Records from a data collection
start
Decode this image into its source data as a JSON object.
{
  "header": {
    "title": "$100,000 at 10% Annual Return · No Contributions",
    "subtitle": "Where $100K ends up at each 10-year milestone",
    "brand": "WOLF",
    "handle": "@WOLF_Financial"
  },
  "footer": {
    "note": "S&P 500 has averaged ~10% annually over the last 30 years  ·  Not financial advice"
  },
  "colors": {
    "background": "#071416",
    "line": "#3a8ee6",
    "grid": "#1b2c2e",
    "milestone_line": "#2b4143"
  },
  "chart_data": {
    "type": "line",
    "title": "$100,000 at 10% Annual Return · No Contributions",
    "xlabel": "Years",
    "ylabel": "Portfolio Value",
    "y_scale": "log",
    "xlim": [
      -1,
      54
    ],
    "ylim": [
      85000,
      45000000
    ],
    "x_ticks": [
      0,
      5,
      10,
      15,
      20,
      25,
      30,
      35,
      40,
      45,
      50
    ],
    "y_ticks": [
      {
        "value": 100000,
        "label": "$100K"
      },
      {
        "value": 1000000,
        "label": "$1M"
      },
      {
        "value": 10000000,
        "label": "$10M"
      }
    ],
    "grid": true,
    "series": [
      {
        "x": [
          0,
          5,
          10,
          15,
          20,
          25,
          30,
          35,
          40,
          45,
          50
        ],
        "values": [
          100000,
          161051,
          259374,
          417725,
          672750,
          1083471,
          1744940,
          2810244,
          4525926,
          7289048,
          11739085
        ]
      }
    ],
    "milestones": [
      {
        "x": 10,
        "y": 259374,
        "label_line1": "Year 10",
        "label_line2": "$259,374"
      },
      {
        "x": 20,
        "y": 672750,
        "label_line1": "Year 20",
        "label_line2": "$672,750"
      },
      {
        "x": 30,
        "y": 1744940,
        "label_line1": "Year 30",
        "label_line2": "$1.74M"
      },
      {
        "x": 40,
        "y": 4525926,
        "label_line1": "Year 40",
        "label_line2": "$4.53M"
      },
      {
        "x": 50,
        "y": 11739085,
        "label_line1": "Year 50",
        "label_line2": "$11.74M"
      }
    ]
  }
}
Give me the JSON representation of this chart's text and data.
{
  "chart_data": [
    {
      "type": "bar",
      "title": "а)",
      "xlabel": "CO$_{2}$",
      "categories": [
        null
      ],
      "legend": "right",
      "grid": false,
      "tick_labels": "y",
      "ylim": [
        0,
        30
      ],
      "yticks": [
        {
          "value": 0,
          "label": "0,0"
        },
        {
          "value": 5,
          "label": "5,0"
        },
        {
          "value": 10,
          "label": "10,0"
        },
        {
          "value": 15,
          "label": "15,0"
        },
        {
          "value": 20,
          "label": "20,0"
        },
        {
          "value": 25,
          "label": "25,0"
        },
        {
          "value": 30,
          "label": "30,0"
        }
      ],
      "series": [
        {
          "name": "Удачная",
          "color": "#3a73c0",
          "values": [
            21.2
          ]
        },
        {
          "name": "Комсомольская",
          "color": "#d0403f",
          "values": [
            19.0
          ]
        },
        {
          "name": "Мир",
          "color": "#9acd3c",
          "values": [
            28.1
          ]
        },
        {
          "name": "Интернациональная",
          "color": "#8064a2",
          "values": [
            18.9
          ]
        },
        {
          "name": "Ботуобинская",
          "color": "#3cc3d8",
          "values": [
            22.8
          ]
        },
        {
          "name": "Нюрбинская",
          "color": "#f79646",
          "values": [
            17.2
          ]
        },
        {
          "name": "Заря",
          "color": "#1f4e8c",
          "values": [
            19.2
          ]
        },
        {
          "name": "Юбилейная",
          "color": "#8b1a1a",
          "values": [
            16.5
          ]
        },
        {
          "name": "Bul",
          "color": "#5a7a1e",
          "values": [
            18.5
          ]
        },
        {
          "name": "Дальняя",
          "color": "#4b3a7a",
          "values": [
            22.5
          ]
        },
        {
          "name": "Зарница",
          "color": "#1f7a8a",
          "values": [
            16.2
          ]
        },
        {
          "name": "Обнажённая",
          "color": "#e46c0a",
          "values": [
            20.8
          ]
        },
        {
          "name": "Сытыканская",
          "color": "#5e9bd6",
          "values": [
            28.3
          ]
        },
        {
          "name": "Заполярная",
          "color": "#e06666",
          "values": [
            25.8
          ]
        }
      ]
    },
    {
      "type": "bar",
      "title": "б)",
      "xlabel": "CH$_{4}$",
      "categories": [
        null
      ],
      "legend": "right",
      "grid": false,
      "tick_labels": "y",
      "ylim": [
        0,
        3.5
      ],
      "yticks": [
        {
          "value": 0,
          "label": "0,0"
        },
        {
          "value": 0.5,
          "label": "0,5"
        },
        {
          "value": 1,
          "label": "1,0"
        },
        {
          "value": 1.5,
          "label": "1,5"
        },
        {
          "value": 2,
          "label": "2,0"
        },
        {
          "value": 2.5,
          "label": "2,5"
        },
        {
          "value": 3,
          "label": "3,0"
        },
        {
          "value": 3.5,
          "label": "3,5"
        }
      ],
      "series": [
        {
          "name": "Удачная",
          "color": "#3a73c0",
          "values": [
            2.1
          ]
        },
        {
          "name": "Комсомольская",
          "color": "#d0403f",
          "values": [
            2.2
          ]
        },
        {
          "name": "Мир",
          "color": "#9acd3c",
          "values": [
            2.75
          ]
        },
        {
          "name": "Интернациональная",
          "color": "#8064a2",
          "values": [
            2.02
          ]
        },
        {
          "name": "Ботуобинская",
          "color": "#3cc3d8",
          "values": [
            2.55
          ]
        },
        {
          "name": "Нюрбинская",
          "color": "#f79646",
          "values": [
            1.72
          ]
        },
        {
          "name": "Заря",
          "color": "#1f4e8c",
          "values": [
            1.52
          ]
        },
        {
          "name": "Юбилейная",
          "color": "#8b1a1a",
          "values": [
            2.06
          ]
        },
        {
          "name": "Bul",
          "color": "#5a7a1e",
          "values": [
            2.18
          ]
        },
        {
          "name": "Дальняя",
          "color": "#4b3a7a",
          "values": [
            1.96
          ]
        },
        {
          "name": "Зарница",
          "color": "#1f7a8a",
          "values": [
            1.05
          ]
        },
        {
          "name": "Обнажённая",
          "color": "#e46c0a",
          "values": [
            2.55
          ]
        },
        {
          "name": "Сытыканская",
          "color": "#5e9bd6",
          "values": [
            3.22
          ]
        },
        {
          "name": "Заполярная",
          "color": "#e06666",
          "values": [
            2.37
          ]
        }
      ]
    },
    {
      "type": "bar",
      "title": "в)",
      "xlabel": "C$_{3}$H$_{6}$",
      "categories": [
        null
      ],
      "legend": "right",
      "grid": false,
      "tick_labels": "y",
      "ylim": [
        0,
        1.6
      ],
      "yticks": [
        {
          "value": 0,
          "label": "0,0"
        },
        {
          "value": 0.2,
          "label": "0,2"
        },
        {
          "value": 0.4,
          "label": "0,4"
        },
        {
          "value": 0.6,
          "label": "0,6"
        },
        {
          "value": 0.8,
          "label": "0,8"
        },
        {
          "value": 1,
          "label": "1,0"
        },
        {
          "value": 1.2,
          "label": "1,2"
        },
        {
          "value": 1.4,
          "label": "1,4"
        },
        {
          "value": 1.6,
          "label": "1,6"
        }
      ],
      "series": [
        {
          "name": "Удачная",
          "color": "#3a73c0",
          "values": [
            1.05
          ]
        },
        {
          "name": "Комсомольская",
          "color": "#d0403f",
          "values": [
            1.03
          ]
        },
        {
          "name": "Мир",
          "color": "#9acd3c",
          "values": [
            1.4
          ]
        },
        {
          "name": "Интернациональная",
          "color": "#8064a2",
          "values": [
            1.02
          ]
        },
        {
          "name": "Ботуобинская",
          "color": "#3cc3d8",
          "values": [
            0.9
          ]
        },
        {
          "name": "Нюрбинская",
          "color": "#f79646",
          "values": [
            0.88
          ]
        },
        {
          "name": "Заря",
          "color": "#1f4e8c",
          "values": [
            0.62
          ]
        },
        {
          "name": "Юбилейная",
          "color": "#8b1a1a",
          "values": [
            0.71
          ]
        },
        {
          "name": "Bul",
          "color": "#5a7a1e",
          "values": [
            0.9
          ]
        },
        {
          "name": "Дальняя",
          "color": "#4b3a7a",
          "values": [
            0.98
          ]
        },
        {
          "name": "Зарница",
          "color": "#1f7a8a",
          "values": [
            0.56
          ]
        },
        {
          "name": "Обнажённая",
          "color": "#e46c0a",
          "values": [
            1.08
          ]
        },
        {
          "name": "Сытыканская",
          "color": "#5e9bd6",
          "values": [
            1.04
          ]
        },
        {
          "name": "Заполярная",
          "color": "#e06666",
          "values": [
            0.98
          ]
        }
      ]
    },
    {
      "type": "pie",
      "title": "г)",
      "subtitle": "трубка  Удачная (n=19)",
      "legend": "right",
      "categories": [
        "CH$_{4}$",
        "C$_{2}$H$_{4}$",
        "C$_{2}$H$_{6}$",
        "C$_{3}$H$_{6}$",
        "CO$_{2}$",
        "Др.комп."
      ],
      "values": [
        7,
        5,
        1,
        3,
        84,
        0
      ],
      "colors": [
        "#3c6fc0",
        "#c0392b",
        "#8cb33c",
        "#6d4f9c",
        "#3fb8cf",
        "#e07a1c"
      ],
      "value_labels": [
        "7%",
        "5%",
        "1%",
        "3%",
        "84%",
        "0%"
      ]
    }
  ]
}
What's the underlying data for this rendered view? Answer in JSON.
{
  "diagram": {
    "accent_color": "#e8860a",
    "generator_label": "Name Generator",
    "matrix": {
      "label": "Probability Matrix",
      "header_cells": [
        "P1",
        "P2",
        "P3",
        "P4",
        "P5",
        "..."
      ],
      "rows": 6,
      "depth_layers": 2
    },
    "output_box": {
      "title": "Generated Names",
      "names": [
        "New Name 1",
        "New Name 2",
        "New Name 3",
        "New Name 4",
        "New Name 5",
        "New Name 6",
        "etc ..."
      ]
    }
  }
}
end
STATED GOAL
What number of lines in the records contain the word "subtitle"? Answer with that number alone.

WRITTEN RESPONSE
2